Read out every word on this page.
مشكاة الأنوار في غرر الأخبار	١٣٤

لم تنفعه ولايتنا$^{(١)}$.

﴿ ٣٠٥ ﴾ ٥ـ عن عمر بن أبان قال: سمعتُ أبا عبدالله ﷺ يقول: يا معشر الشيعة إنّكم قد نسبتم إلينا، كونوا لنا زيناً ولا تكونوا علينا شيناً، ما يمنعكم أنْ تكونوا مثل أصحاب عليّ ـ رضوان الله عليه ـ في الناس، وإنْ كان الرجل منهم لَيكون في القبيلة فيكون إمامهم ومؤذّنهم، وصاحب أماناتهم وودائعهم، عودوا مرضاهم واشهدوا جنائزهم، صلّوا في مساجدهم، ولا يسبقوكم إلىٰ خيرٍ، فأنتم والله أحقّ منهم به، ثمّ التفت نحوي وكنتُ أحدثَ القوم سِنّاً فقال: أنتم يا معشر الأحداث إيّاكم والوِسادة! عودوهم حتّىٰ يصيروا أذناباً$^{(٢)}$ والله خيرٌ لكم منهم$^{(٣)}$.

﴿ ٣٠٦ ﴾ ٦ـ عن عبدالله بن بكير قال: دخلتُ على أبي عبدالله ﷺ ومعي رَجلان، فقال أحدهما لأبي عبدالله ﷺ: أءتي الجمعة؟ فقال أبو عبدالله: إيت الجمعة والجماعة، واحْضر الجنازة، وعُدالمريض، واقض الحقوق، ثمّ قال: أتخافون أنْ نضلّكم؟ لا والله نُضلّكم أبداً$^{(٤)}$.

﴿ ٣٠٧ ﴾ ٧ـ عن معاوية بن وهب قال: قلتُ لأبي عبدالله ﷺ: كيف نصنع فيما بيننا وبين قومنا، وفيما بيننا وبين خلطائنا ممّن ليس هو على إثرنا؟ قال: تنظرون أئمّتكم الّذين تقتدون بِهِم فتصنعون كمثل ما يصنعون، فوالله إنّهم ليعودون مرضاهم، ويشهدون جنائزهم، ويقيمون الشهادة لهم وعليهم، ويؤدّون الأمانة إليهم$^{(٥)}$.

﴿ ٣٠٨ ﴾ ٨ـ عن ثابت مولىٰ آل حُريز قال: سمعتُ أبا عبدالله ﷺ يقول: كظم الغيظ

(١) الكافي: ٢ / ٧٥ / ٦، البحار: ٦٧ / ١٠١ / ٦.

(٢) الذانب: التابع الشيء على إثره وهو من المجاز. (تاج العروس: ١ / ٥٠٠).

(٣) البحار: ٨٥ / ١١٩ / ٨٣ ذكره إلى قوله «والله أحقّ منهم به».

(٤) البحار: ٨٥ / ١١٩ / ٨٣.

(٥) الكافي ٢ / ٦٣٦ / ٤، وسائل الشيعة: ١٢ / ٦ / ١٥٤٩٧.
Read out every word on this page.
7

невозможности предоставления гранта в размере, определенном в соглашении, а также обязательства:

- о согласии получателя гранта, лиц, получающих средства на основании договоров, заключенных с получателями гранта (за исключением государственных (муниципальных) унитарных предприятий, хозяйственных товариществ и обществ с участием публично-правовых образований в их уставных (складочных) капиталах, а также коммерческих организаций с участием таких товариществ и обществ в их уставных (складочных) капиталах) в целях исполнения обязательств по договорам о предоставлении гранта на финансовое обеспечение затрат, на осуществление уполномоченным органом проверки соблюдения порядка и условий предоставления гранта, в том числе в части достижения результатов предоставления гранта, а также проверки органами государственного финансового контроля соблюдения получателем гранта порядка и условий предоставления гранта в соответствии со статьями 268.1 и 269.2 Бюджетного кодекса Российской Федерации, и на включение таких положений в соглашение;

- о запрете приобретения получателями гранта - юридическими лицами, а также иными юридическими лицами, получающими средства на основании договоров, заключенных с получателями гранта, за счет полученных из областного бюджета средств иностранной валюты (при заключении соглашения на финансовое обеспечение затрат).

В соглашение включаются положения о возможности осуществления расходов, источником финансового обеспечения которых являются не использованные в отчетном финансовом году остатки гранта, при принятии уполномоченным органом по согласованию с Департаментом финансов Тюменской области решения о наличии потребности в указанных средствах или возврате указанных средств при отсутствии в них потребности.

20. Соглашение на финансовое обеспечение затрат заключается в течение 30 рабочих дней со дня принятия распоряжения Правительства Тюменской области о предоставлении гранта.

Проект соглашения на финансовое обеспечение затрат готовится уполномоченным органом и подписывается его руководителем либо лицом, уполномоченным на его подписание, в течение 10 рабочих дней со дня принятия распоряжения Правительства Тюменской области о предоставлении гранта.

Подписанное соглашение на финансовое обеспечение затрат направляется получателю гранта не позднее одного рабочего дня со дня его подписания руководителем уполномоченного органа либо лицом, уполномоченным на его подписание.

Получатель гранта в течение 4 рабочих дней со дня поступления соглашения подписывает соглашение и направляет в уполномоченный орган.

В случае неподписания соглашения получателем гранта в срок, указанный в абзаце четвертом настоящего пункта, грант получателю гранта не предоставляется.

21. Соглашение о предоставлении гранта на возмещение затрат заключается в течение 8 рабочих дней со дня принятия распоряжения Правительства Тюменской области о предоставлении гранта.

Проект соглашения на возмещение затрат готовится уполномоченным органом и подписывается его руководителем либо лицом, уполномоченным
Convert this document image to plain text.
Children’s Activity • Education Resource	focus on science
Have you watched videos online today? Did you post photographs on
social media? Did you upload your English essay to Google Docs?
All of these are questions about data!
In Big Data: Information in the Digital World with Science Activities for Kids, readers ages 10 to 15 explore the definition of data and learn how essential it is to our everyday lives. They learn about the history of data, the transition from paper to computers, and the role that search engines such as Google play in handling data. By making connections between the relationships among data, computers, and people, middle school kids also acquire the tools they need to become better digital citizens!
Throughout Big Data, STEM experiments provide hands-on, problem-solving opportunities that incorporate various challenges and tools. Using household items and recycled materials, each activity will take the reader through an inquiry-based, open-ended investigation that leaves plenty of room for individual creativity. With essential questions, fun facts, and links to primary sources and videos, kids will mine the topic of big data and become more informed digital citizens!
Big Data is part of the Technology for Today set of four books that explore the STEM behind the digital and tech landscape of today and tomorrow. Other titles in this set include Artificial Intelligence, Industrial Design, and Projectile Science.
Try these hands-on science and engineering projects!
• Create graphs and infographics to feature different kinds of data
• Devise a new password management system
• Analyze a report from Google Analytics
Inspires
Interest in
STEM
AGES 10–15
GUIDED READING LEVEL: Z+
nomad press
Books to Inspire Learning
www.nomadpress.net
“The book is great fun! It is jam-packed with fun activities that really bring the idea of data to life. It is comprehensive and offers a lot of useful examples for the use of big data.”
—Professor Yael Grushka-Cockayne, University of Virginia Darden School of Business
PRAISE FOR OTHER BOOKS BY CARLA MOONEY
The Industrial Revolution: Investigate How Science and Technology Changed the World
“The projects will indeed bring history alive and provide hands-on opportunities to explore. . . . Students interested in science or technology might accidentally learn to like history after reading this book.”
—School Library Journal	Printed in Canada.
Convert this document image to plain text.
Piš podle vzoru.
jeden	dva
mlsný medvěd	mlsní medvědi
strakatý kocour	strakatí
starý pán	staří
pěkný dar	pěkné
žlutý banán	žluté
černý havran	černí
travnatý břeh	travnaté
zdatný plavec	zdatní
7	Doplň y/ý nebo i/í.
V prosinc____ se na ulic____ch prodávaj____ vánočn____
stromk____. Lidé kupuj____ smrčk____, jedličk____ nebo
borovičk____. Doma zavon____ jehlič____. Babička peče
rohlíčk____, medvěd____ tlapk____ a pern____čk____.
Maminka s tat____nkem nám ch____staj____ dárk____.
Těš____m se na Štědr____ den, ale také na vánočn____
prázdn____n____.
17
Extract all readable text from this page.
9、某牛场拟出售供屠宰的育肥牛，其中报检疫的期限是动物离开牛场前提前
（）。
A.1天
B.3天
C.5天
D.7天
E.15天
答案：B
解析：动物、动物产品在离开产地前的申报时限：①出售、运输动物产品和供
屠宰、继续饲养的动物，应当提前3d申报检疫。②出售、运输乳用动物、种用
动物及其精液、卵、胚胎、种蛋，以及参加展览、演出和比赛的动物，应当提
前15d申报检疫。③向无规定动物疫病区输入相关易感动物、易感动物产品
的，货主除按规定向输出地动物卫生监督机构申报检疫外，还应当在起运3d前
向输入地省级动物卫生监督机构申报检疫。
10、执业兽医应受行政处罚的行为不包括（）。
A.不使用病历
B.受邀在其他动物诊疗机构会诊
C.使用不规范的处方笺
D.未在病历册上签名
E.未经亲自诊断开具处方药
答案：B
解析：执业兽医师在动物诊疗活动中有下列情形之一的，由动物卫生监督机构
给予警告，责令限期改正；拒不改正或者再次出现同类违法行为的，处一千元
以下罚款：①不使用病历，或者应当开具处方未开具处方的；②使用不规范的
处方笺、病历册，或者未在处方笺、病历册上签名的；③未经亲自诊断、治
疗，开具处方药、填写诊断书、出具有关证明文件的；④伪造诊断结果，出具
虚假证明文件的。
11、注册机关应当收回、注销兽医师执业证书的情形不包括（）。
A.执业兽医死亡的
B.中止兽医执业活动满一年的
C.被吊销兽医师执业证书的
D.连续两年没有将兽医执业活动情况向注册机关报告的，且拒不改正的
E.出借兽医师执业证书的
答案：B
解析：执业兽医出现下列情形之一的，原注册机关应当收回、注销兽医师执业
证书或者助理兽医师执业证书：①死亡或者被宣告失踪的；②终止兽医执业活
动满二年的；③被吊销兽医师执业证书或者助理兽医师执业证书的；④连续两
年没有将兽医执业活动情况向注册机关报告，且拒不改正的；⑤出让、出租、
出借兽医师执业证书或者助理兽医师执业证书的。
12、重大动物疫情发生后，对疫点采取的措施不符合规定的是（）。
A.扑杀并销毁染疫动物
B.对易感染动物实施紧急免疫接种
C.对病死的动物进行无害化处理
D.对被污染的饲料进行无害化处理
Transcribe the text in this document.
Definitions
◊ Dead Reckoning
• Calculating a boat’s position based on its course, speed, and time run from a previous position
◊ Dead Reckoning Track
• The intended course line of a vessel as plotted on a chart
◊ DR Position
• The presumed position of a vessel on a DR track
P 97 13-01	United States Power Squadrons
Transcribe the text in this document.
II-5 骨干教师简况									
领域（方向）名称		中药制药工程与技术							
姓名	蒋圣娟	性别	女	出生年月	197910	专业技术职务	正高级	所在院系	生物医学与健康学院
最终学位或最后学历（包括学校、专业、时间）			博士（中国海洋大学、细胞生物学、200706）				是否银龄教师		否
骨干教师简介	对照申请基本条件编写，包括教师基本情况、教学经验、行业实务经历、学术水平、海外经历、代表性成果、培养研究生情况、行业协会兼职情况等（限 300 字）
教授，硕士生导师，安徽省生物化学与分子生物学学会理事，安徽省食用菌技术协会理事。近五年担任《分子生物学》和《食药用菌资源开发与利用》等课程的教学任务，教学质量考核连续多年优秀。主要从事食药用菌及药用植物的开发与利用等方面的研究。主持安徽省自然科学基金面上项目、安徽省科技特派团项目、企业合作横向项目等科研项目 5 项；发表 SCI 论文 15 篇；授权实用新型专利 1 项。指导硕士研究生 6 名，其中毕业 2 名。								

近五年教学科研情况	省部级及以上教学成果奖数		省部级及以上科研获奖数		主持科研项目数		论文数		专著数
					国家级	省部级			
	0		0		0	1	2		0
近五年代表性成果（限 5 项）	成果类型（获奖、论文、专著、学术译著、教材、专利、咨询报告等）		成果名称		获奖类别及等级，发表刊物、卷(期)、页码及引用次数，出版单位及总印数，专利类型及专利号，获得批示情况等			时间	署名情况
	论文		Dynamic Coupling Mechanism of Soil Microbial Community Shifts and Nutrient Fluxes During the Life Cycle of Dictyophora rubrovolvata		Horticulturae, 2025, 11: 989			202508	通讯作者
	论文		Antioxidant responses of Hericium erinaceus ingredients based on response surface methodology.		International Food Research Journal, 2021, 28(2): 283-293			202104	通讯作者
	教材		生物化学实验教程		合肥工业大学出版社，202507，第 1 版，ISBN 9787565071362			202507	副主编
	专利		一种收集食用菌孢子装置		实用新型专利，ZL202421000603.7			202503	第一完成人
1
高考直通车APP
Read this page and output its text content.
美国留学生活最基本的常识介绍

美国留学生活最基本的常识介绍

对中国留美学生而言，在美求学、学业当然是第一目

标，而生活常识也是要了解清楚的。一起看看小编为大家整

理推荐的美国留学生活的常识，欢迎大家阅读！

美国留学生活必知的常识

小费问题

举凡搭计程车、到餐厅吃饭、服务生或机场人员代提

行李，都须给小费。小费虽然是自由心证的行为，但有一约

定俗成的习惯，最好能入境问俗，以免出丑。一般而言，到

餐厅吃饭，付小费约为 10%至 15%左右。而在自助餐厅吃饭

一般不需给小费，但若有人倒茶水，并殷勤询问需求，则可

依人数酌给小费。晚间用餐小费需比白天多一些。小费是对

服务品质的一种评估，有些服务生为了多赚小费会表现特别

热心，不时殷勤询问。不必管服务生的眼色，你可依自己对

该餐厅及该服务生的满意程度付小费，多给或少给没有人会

## Work required
In the entries above, find every line holding the word "البحار" and copy it out.

## Solution to the problem
(١) الكافي: ٢ / ٧٥ / ٦، البحار: ٦٧ / ١٠١ / ٦.
(٣) البحار: ٨٥ / ١١٩ / ٨٣ ذكره إلى قوله «والله أحقّ منهم به».
(٤) البحار: ٨٥ / ١١٩ / ٨٣.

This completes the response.